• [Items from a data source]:

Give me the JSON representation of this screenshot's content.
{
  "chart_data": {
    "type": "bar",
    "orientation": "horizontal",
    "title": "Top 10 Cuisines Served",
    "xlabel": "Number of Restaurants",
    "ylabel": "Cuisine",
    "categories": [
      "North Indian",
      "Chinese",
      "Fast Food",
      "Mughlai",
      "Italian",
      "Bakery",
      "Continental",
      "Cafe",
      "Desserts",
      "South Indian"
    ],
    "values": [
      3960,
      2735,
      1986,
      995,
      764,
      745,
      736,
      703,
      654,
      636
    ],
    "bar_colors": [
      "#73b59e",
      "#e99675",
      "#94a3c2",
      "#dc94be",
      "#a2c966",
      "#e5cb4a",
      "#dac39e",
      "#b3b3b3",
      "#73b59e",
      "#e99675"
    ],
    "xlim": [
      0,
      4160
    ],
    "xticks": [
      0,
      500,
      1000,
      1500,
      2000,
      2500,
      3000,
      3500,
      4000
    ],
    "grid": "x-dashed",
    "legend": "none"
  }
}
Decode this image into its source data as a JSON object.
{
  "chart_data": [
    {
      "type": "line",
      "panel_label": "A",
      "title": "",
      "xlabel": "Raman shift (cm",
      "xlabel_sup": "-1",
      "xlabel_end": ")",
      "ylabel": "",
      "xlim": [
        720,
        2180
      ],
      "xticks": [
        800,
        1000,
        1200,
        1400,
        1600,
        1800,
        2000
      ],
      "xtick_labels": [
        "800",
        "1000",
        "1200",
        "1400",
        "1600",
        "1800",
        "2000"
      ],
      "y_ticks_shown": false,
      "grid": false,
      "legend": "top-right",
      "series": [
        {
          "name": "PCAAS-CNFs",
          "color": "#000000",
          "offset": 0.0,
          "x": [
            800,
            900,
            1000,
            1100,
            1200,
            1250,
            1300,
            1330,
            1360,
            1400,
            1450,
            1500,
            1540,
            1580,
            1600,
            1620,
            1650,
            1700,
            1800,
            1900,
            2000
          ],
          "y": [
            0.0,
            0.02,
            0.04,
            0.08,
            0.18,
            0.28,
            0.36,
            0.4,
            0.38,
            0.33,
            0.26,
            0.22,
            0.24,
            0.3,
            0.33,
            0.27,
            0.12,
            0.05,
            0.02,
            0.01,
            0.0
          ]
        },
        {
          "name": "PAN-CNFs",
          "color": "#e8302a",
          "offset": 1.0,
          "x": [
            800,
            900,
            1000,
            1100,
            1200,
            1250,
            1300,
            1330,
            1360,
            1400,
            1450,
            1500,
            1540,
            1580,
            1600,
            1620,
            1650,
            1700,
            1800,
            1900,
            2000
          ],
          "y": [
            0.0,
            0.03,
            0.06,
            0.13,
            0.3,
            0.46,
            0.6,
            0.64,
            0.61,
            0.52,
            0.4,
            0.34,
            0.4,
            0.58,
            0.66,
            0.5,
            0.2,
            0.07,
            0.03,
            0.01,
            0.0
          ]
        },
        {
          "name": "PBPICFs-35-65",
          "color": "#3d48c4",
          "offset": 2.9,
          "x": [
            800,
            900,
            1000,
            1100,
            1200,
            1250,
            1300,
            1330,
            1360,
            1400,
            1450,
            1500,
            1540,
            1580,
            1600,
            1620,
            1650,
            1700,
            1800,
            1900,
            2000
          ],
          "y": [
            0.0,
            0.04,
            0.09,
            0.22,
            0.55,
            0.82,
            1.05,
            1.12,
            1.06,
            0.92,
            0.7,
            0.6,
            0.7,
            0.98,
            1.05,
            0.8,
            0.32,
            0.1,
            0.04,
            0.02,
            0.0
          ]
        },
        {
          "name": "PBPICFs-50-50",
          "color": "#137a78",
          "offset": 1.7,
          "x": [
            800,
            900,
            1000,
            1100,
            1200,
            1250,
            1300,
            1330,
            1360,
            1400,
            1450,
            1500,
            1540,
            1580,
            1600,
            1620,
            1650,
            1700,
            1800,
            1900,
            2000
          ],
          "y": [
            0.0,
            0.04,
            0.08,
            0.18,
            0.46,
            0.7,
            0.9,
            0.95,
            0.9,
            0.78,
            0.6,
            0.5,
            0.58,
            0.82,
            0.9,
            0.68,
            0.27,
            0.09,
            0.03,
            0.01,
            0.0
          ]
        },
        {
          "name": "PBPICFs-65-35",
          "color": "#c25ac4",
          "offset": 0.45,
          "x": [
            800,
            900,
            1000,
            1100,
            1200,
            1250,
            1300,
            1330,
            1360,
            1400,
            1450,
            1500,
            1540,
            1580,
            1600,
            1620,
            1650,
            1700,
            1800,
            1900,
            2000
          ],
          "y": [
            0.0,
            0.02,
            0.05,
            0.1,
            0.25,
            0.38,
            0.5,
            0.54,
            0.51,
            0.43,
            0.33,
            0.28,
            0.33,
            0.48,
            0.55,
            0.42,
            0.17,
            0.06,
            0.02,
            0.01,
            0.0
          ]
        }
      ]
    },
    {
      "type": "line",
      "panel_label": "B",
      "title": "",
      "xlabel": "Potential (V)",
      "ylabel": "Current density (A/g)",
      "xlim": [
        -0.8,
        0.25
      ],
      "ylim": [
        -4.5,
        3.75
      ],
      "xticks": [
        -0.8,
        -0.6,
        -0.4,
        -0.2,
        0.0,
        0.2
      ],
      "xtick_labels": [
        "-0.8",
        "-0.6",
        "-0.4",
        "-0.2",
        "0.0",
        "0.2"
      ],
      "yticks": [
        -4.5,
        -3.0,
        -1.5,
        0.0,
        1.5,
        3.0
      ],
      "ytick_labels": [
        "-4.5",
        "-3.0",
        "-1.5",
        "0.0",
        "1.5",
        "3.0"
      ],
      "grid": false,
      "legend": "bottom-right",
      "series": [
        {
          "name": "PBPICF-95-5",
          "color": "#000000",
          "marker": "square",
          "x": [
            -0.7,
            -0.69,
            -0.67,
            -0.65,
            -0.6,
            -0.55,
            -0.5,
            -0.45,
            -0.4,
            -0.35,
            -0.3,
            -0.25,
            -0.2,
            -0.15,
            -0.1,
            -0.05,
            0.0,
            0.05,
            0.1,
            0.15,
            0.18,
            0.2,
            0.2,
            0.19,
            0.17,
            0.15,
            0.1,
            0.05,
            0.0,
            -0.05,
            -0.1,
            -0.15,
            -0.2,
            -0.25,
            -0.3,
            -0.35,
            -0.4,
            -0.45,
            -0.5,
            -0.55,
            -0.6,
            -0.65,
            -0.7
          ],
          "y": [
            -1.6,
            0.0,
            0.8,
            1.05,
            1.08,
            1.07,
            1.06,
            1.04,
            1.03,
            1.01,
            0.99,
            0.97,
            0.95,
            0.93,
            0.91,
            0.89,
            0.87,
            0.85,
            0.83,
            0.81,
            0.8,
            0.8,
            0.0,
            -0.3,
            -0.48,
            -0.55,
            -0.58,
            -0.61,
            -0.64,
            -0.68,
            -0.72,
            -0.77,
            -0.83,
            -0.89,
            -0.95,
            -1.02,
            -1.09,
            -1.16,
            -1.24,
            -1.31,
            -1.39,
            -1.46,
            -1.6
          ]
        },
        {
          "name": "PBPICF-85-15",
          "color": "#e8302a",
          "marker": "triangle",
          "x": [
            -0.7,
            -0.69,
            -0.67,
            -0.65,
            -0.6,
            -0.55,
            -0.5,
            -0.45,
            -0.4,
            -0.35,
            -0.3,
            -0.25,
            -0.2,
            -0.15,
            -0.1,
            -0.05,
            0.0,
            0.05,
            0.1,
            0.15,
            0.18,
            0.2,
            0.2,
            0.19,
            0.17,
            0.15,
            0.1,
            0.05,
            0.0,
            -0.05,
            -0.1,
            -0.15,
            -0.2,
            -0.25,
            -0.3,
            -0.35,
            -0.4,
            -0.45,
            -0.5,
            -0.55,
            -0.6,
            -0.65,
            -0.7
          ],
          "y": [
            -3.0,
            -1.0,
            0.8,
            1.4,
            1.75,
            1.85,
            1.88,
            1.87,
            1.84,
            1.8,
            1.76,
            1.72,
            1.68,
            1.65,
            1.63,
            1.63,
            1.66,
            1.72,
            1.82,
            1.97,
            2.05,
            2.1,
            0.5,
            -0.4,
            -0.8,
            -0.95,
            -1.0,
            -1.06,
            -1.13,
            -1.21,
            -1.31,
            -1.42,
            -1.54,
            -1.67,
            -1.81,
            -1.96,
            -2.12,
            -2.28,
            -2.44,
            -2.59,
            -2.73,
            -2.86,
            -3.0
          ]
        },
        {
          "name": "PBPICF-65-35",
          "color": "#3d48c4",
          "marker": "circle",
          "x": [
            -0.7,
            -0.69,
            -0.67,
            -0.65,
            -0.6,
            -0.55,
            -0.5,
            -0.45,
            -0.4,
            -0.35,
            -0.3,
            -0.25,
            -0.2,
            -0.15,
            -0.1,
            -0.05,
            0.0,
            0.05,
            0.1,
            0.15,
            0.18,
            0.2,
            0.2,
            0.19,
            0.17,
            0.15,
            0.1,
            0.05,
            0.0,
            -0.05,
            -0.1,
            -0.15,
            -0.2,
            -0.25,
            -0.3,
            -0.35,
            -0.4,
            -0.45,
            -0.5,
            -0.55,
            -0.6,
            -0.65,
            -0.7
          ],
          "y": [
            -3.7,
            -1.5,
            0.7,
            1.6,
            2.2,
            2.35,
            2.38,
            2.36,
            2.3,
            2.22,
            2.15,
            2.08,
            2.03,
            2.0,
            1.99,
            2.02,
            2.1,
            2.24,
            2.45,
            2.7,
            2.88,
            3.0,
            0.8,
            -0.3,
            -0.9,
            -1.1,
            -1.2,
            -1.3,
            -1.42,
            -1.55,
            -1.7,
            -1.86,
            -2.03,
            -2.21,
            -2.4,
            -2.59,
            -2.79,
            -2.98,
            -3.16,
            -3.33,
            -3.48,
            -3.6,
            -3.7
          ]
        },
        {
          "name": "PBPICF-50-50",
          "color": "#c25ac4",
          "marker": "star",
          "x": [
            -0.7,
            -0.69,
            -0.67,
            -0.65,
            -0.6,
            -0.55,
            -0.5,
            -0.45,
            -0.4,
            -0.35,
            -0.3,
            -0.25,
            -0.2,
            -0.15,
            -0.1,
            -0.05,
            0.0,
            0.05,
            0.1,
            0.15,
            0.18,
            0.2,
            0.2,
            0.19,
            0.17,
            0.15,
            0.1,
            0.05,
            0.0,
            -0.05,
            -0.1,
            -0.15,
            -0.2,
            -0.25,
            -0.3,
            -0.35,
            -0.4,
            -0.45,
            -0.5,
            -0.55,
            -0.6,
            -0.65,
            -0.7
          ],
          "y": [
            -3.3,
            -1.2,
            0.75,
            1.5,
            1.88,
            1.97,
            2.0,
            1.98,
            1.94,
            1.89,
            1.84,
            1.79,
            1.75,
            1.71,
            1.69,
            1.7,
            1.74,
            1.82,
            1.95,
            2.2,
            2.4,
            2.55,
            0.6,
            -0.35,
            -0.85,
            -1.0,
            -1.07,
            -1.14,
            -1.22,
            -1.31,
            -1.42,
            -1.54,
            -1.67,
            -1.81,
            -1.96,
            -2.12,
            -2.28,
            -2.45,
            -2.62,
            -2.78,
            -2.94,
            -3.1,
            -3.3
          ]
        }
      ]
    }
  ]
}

• [EXERCISE DETAILS]: List each line of the records that holds the string "name".

• [THE REPLY]:
          "name": "PCAAS-CNFs",
          "name": "PAN-CNFs",
          "name": "PBPICFs-35-65",
          "name": "PBPICFs-50-50",
          "name": "PBPICFs-65-35",
          "name": "PBPICF-95-5",
          "name": "PBPICF-85-15",
          "name": "PBPICF-65-35",
          "name": "PBPICF-50-50",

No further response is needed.